::: RECORDS FOR THIS TASK

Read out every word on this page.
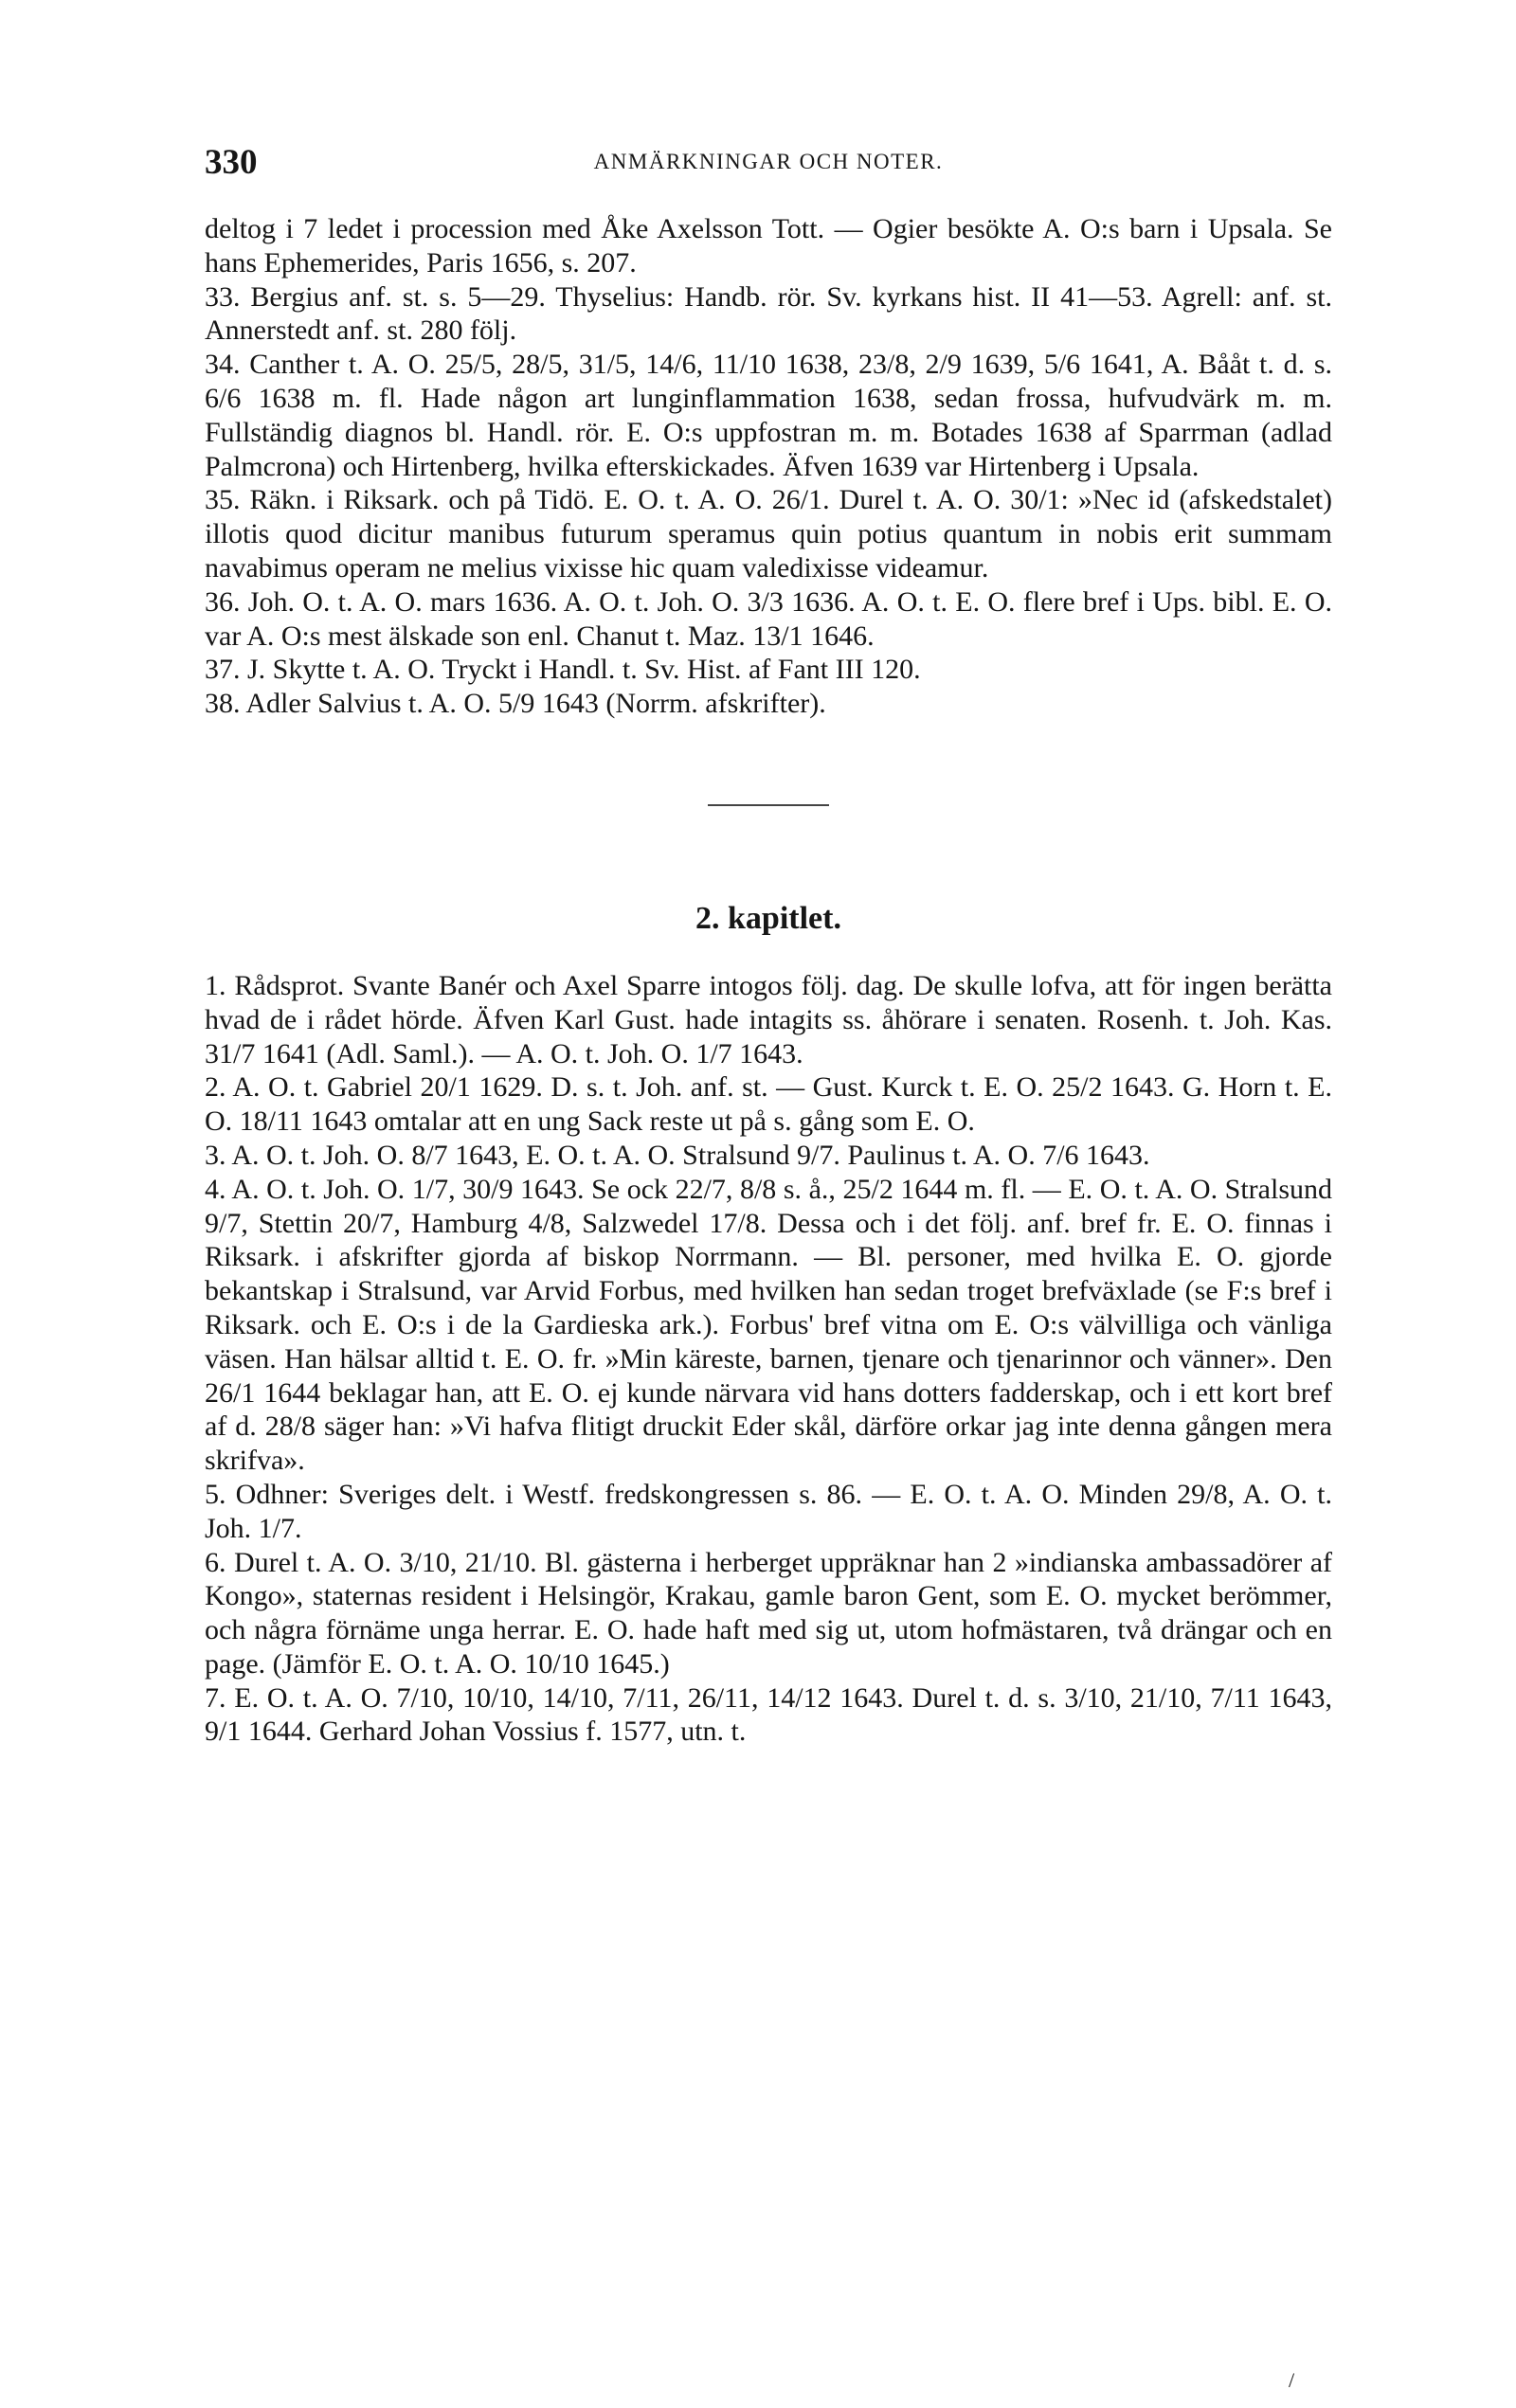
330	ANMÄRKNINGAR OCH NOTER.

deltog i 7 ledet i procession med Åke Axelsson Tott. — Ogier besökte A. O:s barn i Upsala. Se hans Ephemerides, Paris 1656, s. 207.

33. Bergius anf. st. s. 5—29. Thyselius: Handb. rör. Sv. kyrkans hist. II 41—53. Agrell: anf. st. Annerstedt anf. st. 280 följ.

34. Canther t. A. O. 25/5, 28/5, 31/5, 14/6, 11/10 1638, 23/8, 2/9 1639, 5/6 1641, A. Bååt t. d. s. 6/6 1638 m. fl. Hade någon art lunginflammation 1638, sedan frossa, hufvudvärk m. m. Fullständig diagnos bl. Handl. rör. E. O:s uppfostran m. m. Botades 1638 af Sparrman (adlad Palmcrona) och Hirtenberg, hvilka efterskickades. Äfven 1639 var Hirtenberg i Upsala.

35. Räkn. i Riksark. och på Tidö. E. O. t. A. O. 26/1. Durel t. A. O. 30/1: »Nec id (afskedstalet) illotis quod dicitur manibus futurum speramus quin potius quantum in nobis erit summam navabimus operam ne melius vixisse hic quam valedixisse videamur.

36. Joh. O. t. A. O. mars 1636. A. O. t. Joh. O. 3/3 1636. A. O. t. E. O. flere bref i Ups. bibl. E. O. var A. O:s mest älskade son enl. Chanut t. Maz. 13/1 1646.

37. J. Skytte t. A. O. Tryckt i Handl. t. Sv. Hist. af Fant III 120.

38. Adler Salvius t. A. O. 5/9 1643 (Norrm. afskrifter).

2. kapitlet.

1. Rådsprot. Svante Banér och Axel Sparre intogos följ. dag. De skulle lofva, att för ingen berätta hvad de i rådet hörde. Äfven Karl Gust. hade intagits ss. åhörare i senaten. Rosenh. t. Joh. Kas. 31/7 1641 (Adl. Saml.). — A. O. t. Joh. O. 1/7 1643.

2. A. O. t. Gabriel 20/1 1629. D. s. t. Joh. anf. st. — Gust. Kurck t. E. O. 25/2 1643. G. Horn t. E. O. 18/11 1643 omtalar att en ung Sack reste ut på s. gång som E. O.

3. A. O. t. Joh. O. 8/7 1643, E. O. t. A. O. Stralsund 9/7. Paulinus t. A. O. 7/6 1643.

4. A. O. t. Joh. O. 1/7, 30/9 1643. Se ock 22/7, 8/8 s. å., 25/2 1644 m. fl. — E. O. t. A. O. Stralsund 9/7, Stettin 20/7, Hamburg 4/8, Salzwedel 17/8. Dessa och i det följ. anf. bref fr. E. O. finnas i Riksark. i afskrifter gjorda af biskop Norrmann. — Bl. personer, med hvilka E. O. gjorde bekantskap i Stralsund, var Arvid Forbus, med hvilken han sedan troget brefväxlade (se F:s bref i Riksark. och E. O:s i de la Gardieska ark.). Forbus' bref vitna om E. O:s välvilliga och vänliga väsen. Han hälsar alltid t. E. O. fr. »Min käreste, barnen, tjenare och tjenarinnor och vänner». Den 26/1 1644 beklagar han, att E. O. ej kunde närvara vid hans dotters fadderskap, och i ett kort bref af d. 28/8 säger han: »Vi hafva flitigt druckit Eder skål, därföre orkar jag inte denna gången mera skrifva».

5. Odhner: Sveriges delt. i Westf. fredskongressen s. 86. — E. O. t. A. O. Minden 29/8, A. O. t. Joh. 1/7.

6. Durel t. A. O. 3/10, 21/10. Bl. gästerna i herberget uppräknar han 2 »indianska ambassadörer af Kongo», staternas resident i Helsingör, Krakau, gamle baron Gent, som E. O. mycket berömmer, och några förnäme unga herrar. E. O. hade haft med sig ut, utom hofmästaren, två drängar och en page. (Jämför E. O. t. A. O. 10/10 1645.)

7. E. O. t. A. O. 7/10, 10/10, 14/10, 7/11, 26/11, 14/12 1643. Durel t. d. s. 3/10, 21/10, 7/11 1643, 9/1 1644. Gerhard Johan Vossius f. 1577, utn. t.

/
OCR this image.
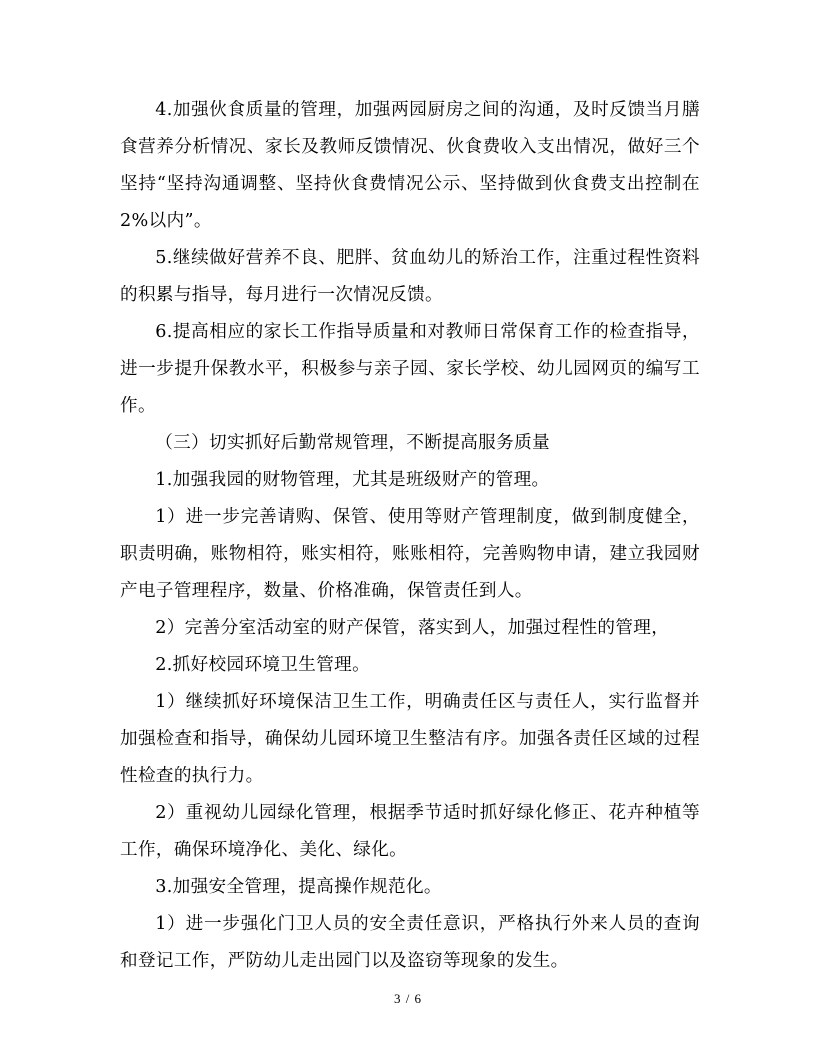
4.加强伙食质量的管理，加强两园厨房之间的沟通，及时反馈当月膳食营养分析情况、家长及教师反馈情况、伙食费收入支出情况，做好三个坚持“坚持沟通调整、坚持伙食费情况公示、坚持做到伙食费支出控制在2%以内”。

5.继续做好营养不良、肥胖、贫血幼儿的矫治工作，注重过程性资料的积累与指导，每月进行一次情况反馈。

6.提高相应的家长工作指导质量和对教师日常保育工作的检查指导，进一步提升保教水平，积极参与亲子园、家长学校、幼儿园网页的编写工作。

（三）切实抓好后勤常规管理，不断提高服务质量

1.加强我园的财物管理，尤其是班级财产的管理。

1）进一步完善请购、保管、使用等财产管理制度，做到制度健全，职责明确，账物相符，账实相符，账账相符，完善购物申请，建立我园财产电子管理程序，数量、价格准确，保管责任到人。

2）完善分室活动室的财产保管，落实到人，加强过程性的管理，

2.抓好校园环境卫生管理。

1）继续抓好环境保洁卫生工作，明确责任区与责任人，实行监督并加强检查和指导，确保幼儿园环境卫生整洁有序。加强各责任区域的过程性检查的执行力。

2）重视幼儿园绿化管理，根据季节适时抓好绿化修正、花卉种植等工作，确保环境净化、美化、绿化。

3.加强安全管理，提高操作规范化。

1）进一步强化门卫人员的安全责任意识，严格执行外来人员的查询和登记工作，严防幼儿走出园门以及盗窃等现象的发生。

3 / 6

::::::

* DIRECTIVE *
Leave the pictures out and reproduce each record exactly as written.

* ANSWER TO THE EXERCISE *
Read out every word on this page.
330	ANMÄRKNINGAR OCH NOTER.

deltog i 7 ledet i procession med Åke Axelsson Tott. — Ogier besökte A. O:s barn i Upsala. Se hans Ephemerides, Paris 1656, s. 207.

33. Bergius anf. st. s. 5—29. Thyselius: Handb. rör. Sv. kyrkans hist. II 41—53. Agrell: anf. st. Annerstedt anf. st. 280 följ.

34. Canther t. A. O. 25/5, 28/5, 31/5, 14/6, 11/10 1638, 23/8, 2/9 1639, 5/6 1641, A. Bååt t. d. s. 6/6 1638 m. fl. Hade någon art lunginflammation 1638, sedan frossa, hufvudvärk m. m. Fullständig diagnos bl. Handl. rör. E. O:s uppfostran m. m. Botades 1638 af Sparrman (adlad Palmcrona) och Hirtenberg, hvilka efterskickades. Äfven 1639 var Hirtenberg i Upsala.

35. Räkn. i Riksark. och på Tidö. E. O. t. A. O. 26/1. Durel t. A. O. 30/1: »Nec id (afskedstalet) illotis quod dicitur manibus futurum speramus quin potius quantum in nobis erit summam navabimus operam ne melius vixisse hic quam valedixisse videamur.

36. Joh. O. t. A. O. mars 1636. A. O. t. Joh. O. 3/3 1636. A. O. t. E. O. flere bref i Ups. bibl. E. O. var A. O:s mest älskade son enl. Chanut t. Maz. 13/1 1646.

37. J. Skytte t. A. O. Tryckt i Handl. t. Sv. Hist. af Fant III 120.

38. Adler Salvius t. A. O. 5/9 1643 (Norrm. afskrifter).

2. kapitlet.

1. Rådsprot. Svante Banér och Axel Sparre intogos följ. dag. De skulle lofva, att för ingen berätta hvad de i rådet hörde. Äfven Karl Gust. hade intagits ss. åhörare i senaten. Rosenh. t. Joh. Kas. 31/7 1641 (Adl. Saml.). — A. O. t. Joh. O. 1/7 1643.

2. A. O. t. Gabriel 20/1 1629. D. s. t. Joh. anf. st. — Gust. Kurck t. E. O. 25/2 1643. G. Horn t. E. O. 18/11 1643 omtalar att en ung Sack reste ut på s. gång som E. O.

3. A. O. t. Joh. O. 8/7 1643, E. O. t. A. O. Stralsund 9/7. Paulinus t. A. O. 7/6 1643.

4. A. O. t. Joh. O. 1/7, 30/9 1643. Se ock 22/7, 8/8 s. å., 25/2 1644 m. fl. — E. O. t. A. O. Stralsund 9/7, Stettin 20/7, Hamburg 4/8, Salzwedel 17/8. Dessa och i det följ. anf. bref fr. E. O. finnas i Riksark. i afskrifter gjorda af biskop Norrmann. — Bl. personer, med hvilka E. O. gjorde bekantskap i Stralsund, var Arvid Forbus, med hvilken han sedan troget brefväxlade (se F:s bref i Riksark. och E. O:s i de la Gardieska ark.). Forbus' bref vitna om E. O:s välvilliga och vänliga väsen. Han hälsar alltid t. E. O. fr. »Min käreste, barnen, tjenare och tjenarinnor och vänner». Den 26/1 1644 beklagar han, att E. O. ej kunde närvara vid hans dotters fadderskap, och i ett kort bref af d. 28/8 säger han: »Vi hafva flitigt druckit Eder skål, därföre orkar jag inte denna gången mera skrifva».

5. Odhner: Sveriges delt. i Westf. fredskongressen s. 86. — E. O. t. A. O. Minden 29/8, A. O. t. Joh. 1/7.

6. Durel t. A. O. 3/10, 21/10. Bl. gästerna i herberget uppräknar han 2 »indianska ambassadörer af Kongo», staternas resident i Helsingör, Krakau, gamle baron Gent, som E. O. mycket berömmer, och några förnäme unga herrar. E. O. hade haft med sig ut, utom hofmästaren, två drängar och en page. (Jämför E. O. t. A. O. 10/10 1645.)

7. E. O. t. A. O. 7/10, 10/10, 14/10, 7/11, 26/11, 14/12 1643. Durel t. d. s. 3/10, 21/10, 7/11 1643, 9/1 1644. Gerhard Johan Vossius f. 1577, utn. t.

/
OCR this image.
4.加强伙食质量的管理，加强两园厨房之间的沟通，及时反馈当月膳食营养分析情况、家长及教师反馈情况、伙食费收入支出情况，做好三个坚持“坚持沟通调整、坚持伙食费情况公示、坚持做到伙食费支出控制在2%以内”。

5.继续做好营养不良、肥胖、贫血幼儿的矫治工作，注重过程性资料的积累与指导，每月进行一次情况反馈。

6.提高相应的家长工作指导质量和对教师日常保育工作的检查指导，进一步提升保教水平，积极参与亲子园、家长学校、幼儿园网页的编写工作。

（三）切实抓好后勤常规管理，不断提高服务质量

1.加强我园的财物管理，尤其是班级财产的管理。

1）进一步完善请购、保管、使用等财产管理制度，做到制度健全，职责明确，账物相符，账实相符，账账相符，完善购物申请，建立我园财产电子管理程序，数量、价格准确，保管责任到人。

2）完善分室活动室的财产保管，落实到人，加强过程性的管理，

2.抓好校园环境卫生管理。

1）继续抓好环境保洁卫生工作，明确责任区与责任人，实行监督并加强检查和指导，确保幼儿园环境卫生整洁有序。加强各责任区域的过程性检查的执行力。

2）重视幼儿园绿化管理，根据季节适时抓好绿化修正、花卉种植等工作，确保环境净化、美化、绿化。

3.加强安全管理，提高操作规范化。

1）进一步强化门卫人员的安全责任意识，严格执行外来人员的查询和登记工作，严防幼儿走出园门以及盗窃等现象的发生。

3 / 6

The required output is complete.